| Given instruction |
Pick out each line containing the string "איידיאו".

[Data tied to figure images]
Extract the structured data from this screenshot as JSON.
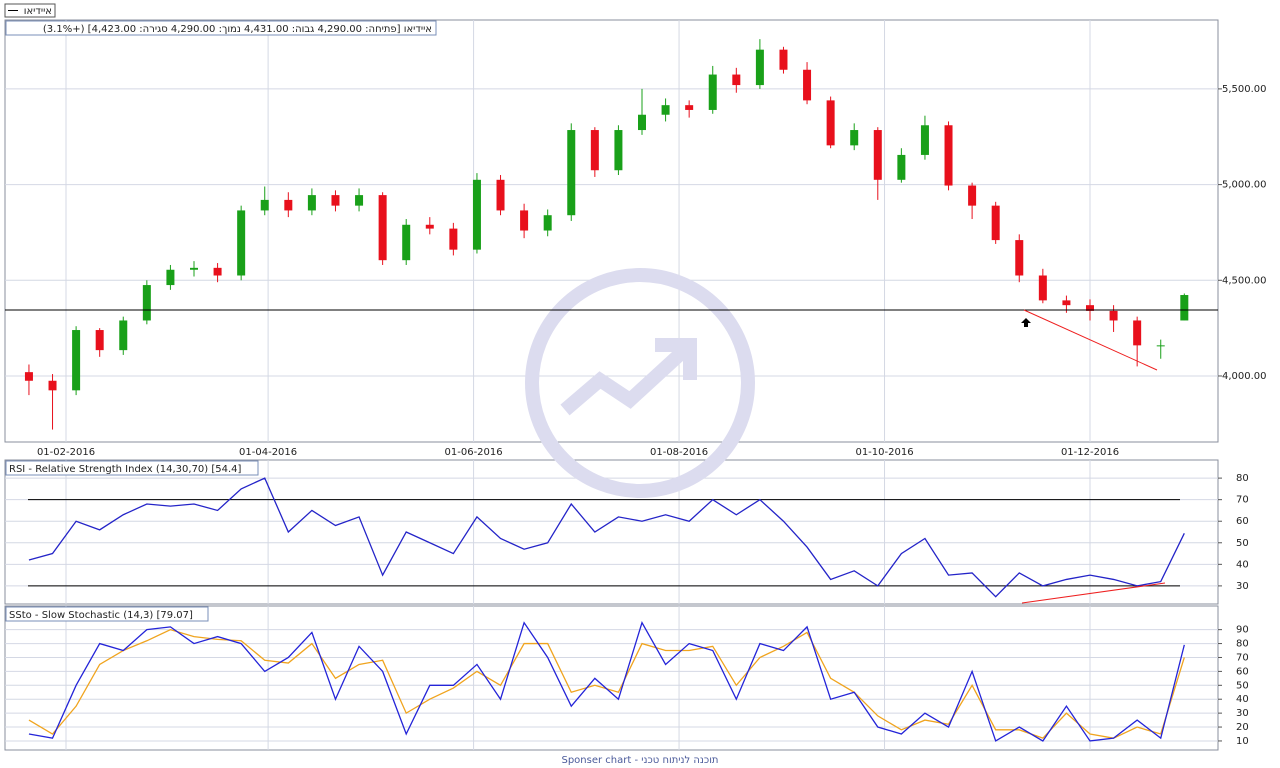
{
  "symbol": "איידיאו",
  "footer": "Sponser chart - תוכנה לניתוח טכני",
  "chart_data": [
    {
      "type": "candlestick",
      "title": "איידיאו [פתיחה: 4,290.00  גבוה: 4,431.00  נמוך: 4,290.00  סגירה: 4,423.00] (+3.1%)",
      "x": [
        "21-01-2016",
        "28-01-2016",
        "04-02-2016",
        "11-02-2016",
        "18-02-2016",
        "25-02-2016",
        "03-03-2016",
        "10-03-2016",
        "17-03-2016",
        "24-03-2016",
        "31-03-2016",
        "07-04-2016",
        "14-04-2016",
        "21-04-2016",
        "28-04-2016",
        "05-05-2016",
        "12-05-2016",
        "19-05-2016",
        "26-05-2016",
        "02-06-2016",
        "09-06-2016",
        "16-06-2016",
        "23-06-2016",
        "30-06-2016",
        "07-07-2016",
        "14-07-2016",
        "21-07-2016",
        "28-07-2016",
        "04-08-2016",
        "11-08-2016",
        "18-08-2016",
        "25-08-2016",
        "01-09-2016",
        "08-09-2016",
        "15-09-2016",
        "22-09-2016",
        "29-09-2016",
        "06-10-2016",
        "13-10-2016",
        "20-10-2016",
        "27-10-2016",
        "03-11-2016",
        "10-11-2016",
        "17-11-2016",
        "24-11-2016",
        "01-12-2016",
        "08-12-2016",
        "15-12-2016",
        "22-12-2016",
        "29-12-2016"
      ],
      "open": [
        4020,
        3975,
        3925,
        4240,
        4135,
        4290,
        4475,
        4555,
        4565,
        4525,
        4865,
        4920,
        4865,
        4945,
        4890,
        4945,
        4605,
        4790,
        4770,
        4660,
        5025,
        4865,
        4760,
        4840,
        5285,
        5075,
        5285,
        5365,
        5415,
        5390,
        5575,
        5520,
        5705,
        5600,
        5440,
        5205,
        5285,
        5025,
        5155,
        5310,
        4995,
        4890,
        4710,
        4525,
        4395,
        4370,
        4340,
        4290,
        4160,
        4290
      ],
      "high": [
        4060,
        4010,
        4260,
        4250,
        4310,
        4500,
        4580,
        4600,
        4590,
        4890,
        4990,
        4960,
        4980,
        4970,
        4980,
        4960,
        4820,
        4830,
        4800,
        5060,
        5050,
        4900,
        4870,
        5320,
        5300,
        5310,
        5500,
        5450,
        5440,
        5620,
        5610,
        5760,
        5720,
        5640,
        5460,
        5320,
        5300,
        5190,
        5360,
        5330,
        5010,
        4910,
        4740,
        4560,
        4420,
        4400,
        4370,
        4310,
        4190,
        4431
      ],
      "low": [
        3900,
        3720,
        3900,
        4100,
        4110,
        4270,
        4450,
        4520,
        4490,
        4500,
        4840,
        4830,
        4840,
        4860,
        4860,
        4580,
        4580,
        4740,
        4630,
        4640,
        4840,
        4720,
        4730,
        4810,
        5040,
        5050,
        5260,
        5330,
        5350,
        5370,
        5480,
        5500,
        5580,
        5420,
        5190,
        5180,
        4920,
        5010,
        5130,
        4970,
        4820,
        4690,
        4490,
        4380,
        4330,
        4290,
        4230,
        4050,
        4090,
        4290
      ],
      "close": [
        3975,
        3925,
        4240,
        4135,
        4290,
        4475,
        4555,
        4565,
        4525,
        4865,
        4920,
        4865,
        4945,
        4890,
        4945,
        4605,
        4790,
        4770,
        4660,
        5025,
        4865,
        4760,
        4840,
        5285,
        5075,
        5285,
        5365,
        5415,
        5390,
        5575,
        5520,
        5705,
        5600,
        5440,
        5205,
        5285,
        5025,
        5155,
        5310,
        4995,
        4890,
        4710,
        4525,
        4395,
        4370,
        4340,
        4290,
        4160,
        4160,
        4423
      ],
      "up_color": "#19a019",
      "down_color": "#e8101c",
      "ylim": [
        3655,
        5860
      ],
      "yticks": [
        {
          "value": 4000,
          "label": "4,000.00"
        },
        {
          "value": 4500,
          "label": "4,500.00"
        },
        {
          "value": 5000,
          "label": "5,000.00"
        },
        {
          "value": 5500,
          "label": "5,500.00"
        }
      ],
      "xticks": [
        "01-02-2016",
        "01-04-2016",
        "01-06-2016",
        "01-08-2016",
        "01-10-2016",
        "01-12-2016"
      ],
      "grid": true
    },
    {
      "type": "line",
      "title": "RSI - Relative Strength Index (14,30,70) [54.4]",
      "x": [
        "21-01-2016",
        "28-01-2016",
        "04-02-2016",
        "11-02-2016",
        "18-02-2016",
        "25-02-2016",
        "03-03-2016",
        "10-03-2016",
        "17-03-2016",
        "24-03-2016",
        "31-03-2016",
        "07-04-2016",
        "14-04-2016",
        "21-04-2016",
        "28-04-2016",
        "05-05-2016",
        "12-05-2016",
        "19-05-2016",
        "26-05-2016",
        "02-06-2016",
        "09-06-2016",
        "16-06-2016",
        "23-06-2016",
        "30-06-2016",
        "07-07-2016",
        "14-07-2016",
        "21-07-2016",
        "28-07-2016",
        "04-08-2016",
        "11-08-2016",
        "18-08-2016",
        "25-08-2016",
        "01-09-2016",
        "08-09-2016",
        "15-09-2016",
        "22-09-2016",
        "29-09-2016",
        "06-10-2016",
        "13-10-2016",
        "20-10-2016",
        "27-10-2016",
        "03-11-2016",
        "10-11-2016",
        "17-11-2016",
        "24-11-2016",
        "01-12-2016",
        "08-12-2016",
        "15-12-2016",
        "22-12-2016",
        "29-12-2016"
      ],
      "series": [
        {
          "color": "#2424c8",
          "values": [
            42,
            45,
            60,
            56,
            63,
            68,
            67,
            68,
            65,
            75,
            80,
            55,
            65,
            58,
            62,
            35,
            55,
            50,
            45,
            62,
            52,
            47,
            50,
            68,
            55,
            62,
            60,
            63,
            60,
            70,
            63,
            70,
            60,
            48,
            33,
            37,
            30,
            45,
            52,
            35,
            36,
            25,
            36,
            30,
            33,
            35,
            33,
            30,
            32,
            54.4
          ]
        }
      ],
      "levels": [
        30,
        70
      ],
      "ylim": [
        21.6,
        88.4
      ],
      "yticks": [
        30,
        40,
        50,
        60,
        70,
        80
      ],
      "grid": true
    },
    {
      "type": "line",
      "title": "SSto - Slow Stochastic (14,3) [79.07]",
      "x": [
        "21-01-2016",
        "28-01-2016",
        "04-02-2016",
        "11-02-2016",
        "18-02-2016",
        "25-02-2016",
        "03-03-2016",
        "10-03-2016",
        "17-03-2016",
        "24-03-2016",
        "31-03-2016",
        "07-04-2016",
        "14-04-2016",
        "21-04-2016",
        "28-04-2016",
        "05-05-2016",
        "12-05-2016",
        "19-05-2016",
        "26-05-2016",
        "02-06-2016",
        "09-06-2016",
        "16-06-2016",
        "23-06-2016",
        "30-06-2016",
        "07-07-2016",
        "14-07-2016",
        "21-07-2016",
        "28-07-2016",
        "04-08-2016",
        "11-08-2016",
        "18-08-2016",
        "25-08-2016",
        "01-09-2016",
        "08-09-2016",
        "15-09-2016",
        "22-09-2016",
        "29-09-2016",
        "06-10-2016",
        "13-10-2016",
        "20-10-2016",
        "27-10-2016",
        "03-11-2016",
        "10-11-2016",
        "17-11-2016",
        "24-11-2016",
        "01-12-2016",
        "08-12-2016",
        "15-12-2016",
        "22-12-2016",
        "29-12-2016"
      ],
      "series": [
        {
          "color": "#f0a41e",
          "values": [
            25,
            15,
            35,
            65,
            75,
            82,
            90,
            85,
            83,
            82,
            68,
            66,
            80,
            55,
            65,
            68,
            30,
            40,
            48,
            60,
            50,
            80,
            80,
            45,
            50,
            45,
            80,
            75,
            75,
            78,
            50,
            70,
            78,
            88,
            55,
            45,
            28,
            18,
            25,
            22,
            50,
            18,
            18,
            12,
            30,
            15,
            12,
            20,
            15,
            70
          ]
        },
        {
          "color": "#2424d8",
          "values": [
            15,
            12,
            50,
            80,
            75,
            90,
            92,
            80,
            85,
            80,
            60,
            70,
            88,
            40,
            78,
            60,
            15,
            50,
            50,
            65,
            40,
            95,
            70,
            35,
            55,
            40,
            95,
            65,
            80,
            75,
            40,
            80,
            75,
            92,
            40,
            45,
            20,
            15,
            30,
            20,
            60,
            10,
            20,
            10,
            35,
            10,
            12,
            25,
            12,
            79.07
          ]
        }
      ],
      "ylim": [
        3.5,
        107
      ],
      "yticks": [
        10,
        20,
        30,
        40,
        50,
        60,
        70,
        80,
        90
      ],
      "grid": true
    }
  ]
}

| Answer for the task |
  "symbol": "איידיאו",
      "title": "איידיאו [פתיחה: 4,290.00  גבוה: 4,431.00  נמוך: 4,290.00  סגירה: 4,423.00] (+3.1%)",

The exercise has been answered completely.